- **Task requirements**:
Check every line of the entries that follow, and copy the ones containing "marker".

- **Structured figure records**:
---------------

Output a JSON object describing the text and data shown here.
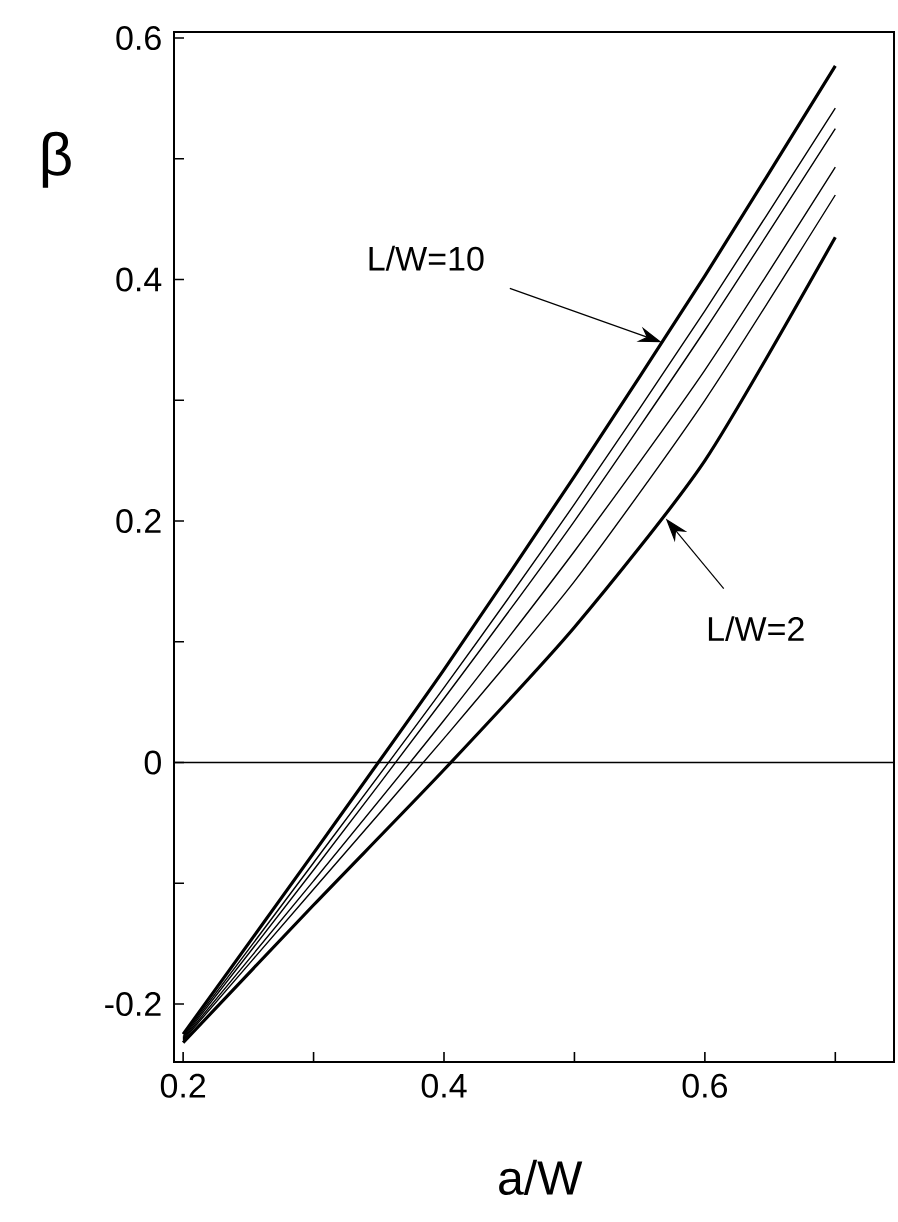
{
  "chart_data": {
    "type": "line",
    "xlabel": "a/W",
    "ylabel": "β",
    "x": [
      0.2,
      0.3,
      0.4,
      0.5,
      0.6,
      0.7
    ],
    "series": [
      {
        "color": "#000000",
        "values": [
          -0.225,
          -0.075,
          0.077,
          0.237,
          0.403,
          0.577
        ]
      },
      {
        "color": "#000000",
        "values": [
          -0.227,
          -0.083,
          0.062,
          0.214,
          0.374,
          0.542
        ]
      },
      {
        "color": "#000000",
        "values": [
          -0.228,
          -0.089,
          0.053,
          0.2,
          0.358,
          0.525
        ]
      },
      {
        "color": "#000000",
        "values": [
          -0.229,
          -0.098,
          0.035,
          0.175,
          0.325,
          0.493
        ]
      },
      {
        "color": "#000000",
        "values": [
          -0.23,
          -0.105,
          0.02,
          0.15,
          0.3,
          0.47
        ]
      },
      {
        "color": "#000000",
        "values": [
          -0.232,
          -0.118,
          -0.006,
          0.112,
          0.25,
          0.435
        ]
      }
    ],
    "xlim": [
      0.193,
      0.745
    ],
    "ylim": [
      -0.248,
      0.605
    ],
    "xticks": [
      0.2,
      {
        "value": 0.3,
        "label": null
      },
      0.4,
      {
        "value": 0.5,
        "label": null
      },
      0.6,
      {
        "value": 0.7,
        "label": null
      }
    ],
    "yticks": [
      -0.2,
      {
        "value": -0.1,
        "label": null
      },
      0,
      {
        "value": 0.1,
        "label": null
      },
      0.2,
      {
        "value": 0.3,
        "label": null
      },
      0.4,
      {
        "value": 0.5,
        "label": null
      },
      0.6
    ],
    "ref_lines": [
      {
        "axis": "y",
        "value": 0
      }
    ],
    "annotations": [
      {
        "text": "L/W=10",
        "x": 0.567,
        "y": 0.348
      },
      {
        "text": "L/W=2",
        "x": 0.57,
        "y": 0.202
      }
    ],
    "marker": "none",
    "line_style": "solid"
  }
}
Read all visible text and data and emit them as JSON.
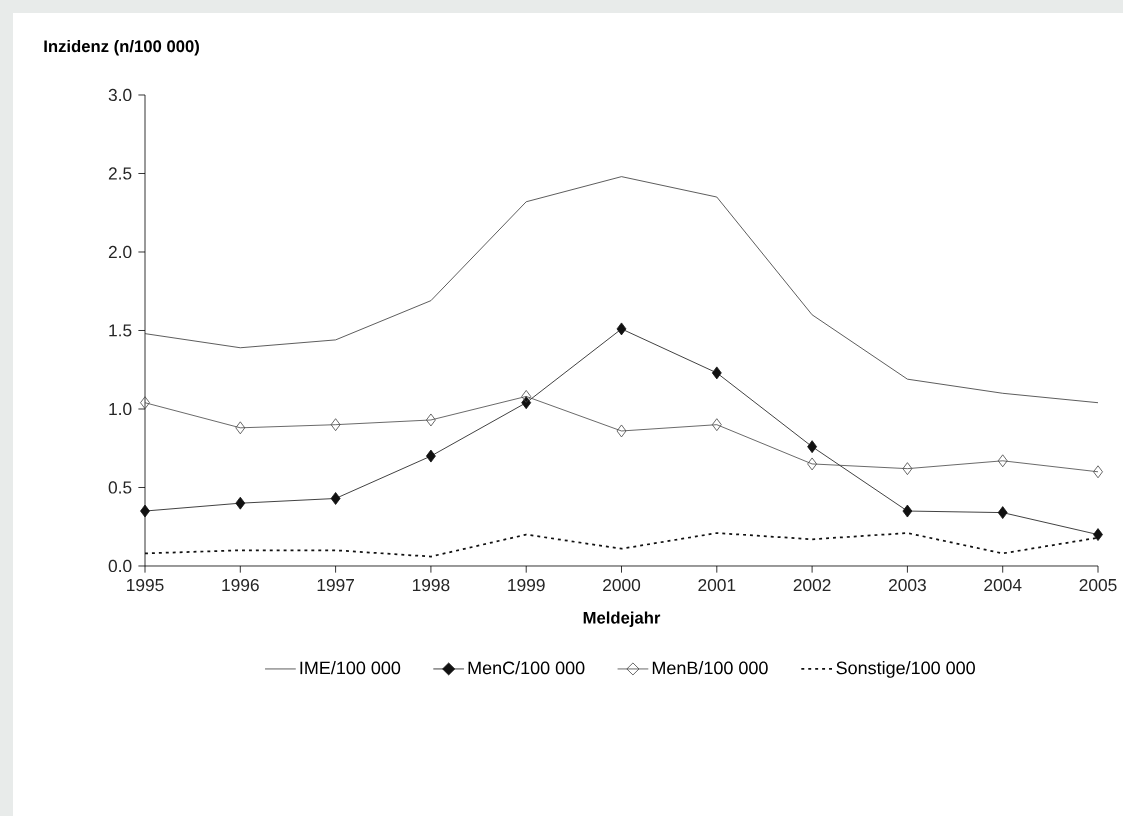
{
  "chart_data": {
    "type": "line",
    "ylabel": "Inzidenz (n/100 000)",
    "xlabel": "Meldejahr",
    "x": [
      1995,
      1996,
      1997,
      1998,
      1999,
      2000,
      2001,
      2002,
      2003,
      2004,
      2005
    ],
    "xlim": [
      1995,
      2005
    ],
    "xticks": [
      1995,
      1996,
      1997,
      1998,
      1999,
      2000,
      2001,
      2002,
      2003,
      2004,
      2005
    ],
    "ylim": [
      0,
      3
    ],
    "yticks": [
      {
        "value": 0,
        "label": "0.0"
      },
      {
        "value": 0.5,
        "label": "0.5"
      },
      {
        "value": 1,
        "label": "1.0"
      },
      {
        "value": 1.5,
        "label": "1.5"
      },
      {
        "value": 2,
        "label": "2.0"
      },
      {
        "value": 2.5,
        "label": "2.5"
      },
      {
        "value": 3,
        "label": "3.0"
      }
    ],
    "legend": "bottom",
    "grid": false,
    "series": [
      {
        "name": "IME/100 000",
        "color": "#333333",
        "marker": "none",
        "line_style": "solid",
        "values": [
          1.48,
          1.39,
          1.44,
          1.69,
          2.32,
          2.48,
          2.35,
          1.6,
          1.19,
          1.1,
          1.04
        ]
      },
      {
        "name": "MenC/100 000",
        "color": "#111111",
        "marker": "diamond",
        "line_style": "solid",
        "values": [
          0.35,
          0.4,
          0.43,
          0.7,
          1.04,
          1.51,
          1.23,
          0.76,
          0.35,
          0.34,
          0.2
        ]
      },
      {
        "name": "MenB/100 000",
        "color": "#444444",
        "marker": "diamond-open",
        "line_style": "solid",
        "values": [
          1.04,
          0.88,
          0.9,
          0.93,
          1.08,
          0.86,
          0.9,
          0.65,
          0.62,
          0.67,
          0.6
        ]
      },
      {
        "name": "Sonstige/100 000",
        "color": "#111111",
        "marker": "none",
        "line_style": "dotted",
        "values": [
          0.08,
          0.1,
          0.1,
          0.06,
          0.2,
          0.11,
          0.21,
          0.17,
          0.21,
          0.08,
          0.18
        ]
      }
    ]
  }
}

---------------

- **Solved problem**:
    "marker": "none",
        "marker": "none",
        "marker": "diamond",
        "marker": "diamond-open",
        "marker": "none",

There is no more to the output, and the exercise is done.